→ **PROBLEM STATEMENT**
Tally every line of the listing where the string "原反寸法" is found, and state the total alone.

-.-.-

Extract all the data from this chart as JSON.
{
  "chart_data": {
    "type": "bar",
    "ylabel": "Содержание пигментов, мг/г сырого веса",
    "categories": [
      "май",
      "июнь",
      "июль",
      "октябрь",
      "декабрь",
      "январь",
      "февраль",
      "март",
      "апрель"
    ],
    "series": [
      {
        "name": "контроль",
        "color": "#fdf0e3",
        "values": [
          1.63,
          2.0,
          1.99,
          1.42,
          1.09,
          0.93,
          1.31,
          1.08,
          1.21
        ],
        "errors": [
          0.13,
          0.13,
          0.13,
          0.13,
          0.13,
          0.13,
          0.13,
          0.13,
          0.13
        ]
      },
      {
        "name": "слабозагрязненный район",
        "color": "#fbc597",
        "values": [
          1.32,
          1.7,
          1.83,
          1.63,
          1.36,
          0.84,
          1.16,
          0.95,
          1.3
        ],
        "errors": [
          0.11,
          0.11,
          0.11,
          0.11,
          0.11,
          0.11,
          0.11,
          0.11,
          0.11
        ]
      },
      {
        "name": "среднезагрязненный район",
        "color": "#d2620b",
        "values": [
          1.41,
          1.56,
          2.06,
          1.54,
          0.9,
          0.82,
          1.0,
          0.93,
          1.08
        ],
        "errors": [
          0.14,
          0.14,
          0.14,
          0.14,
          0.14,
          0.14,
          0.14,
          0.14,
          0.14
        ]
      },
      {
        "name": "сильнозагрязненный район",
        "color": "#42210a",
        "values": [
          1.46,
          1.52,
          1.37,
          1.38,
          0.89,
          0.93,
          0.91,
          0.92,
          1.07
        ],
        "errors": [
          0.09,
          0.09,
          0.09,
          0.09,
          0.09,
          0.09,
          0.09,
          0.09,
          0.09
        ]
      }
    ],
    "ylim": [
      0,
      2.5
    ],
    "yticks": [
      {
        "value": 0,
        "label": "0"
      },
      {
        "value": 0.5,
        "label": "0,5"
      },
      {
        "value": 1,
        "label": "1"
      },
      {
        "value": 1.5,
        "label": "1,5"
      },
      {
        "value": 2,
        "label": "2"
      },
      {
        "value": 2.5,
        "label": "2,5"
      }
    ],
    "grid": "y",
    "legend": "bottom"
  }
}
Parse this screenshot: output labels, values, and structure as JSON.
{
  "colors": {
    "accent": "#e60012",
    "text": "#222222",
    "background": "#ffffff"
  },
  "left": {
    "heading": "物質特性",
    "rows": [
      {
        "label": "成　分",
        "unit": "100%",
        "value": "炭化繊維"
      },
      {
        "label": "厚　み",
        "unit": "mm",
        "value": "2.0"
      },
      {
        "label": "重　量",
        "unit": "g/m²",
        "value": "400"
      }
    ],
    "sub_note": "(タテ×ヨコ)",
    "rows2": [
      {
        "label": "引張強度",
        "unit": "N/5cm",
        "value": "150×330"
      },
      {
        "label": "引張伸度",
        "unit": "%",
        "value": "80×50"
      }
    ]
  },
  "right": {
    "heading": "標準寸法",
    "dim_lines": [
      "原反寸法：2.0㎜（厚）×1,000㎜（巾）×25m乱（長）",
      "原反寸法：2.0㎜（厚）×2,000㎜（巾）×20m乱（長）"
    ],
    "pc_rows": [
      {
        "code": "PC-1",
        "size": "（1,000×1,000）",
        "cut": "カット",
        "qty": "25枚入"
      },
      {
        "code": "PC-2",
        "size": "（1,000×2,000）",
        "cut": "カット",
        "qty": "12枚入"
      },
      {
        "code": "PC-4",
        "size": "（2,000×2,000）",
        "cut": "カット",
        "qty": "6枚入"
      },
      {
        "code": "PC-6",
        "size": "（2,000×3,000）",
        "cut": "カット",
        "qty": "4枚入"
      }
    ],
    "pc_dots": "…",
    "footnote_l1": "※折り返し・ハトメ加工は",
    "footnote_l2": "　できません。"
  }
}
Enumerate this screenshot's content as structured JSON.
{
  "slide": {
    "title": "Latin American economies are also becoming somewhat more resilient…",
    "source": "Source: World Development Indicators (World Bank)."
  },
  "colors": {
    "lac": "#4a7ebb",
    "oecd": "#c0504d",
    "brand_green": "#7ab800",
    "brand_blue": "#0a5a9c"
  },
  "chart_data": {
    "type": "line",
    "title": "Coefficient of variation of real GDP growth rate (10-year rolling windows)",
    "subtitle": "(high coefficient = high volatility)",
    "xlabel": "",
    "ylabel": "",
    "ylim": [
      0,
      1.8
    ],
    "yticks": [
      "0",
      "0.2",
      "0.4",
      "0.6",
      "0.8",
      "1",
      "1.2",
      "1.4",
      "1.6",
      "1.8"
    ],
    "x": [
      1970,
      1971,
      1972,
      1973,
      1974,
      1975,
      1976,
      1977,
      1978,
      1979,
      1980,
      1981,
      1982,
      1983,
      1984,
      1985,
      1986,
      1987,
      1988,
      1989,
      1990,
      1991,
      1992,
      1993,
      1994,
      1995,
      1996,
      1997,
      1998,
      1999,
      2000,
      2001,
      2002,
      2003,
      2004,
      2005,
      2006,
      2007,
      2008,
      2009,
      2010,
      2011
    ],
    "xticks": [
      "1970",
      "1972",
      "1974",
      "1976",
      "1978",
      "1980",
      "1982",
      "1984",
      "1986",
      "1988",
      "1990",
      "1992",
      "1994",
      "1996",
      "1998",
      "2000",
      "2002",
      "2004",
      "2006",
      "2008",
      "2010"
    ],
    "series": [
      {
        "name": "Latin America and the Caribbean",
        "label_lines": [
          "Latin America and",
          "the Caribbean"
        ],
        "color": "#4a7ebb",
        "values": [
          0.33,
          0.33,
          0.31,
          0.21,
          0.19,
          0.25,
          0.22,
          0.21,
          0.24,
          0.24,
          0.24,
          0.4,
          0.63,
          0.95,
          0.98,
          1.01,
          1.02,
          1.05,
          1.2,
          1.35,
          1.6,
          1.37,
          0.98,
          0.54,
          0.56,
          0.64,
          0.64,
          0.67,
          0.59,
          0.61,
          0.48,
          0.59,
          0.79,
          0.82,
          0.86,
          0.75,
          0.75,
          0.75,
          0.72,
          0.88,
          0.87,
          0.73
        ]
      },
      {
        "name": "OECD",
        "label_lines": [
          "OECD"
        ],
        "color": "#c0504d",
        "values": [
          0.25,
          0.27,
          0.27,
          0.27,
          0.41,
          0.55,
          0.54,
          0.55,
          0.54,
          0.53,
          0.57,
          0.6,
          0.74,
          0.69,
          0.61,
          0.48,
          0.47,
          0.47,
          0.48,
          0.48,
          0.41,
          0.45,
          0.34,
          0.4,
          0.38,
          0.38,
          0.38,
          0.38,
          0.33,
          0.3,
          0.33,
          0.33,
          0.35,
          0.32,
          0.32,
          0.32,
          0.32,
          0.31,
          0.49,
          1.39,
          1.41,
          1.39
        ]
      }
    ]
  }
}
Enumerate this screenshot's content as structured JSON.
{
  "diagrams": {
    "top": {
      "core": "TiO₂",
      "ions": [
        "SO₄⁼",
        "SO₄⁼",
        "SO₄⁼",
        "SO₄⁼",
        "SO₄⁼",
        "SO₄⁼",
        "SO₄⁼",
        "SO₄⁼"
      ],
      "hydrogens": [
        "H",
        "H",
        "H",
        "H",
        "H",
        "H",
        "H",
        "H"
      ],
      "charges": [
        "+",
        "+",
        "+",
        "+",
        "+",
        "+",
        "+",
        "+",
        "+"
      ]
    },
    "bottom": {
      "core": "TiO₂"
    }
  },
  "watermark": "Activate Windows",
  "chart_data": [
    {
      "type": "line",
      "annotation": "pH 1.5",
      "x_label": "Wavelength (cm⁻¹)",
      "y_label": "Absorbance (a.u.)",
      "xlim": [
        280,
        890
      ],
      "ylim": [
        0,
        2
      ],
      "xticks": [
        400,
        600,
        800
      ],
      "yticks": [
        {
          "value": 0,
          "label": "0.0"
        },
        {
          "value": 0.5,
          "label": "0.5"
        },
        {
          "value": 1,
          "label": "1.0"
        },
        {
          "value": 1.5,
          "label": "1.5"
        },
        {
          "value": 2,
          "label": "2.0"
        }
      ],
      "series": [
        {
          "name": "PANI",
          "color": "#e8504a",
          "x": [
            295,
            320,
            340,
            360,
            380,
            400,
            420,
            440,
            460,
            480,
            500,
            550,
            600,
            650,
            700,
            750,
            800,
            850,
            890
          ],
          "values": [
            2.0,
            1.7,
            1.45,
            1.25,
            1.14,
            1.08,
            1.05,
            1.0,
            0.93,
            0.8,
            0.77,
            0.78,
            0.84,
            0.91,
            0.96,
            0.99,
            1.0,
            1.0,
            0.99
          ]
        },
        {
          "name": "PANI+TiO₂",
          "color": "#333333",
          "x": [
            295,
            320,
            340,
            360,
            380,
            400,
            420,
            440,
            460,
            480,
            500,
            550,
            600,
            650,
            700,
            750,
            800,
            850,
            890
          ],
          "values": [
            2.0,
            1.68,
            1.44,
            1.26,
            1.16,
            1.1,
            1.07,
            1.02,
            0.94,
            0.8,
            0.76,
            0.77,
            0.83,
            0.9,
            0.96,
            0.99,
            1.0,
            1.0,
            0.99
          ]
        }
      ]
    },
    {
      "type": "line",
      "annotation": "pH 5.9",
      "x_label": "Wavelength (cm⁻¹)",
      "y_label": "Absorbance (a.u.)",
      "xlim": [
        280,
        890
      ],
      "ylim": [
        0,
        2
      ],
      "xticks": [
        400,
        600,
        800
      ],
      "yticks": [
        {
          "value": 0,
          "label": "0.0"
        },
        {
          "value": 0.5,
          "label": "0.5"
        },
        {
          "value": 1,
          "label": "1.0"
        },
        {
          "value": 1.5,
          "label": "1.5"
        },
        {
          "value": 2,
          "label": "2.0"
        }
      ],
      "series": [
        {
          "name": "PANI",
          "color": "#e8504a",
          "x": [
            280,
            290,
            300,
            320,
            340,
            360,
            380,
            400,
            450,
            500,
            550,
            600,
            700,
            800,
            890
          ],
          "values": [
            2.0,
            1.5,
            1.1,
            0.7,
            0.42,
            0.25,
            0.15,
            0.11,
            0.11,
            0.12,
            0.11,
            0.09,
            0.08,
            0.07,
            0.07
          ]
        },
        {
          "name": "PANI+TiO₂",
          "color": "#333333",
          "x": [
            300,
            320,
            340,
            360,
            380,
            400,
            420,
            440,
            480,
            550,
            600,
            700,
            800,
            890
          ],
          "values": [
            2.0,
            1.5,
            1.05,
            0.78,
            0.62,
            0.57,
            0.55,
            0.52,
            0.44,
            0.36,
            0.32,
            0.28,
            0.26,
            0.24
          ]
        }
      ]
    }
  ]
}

-.-.-

→ **IN RESPONSE**
2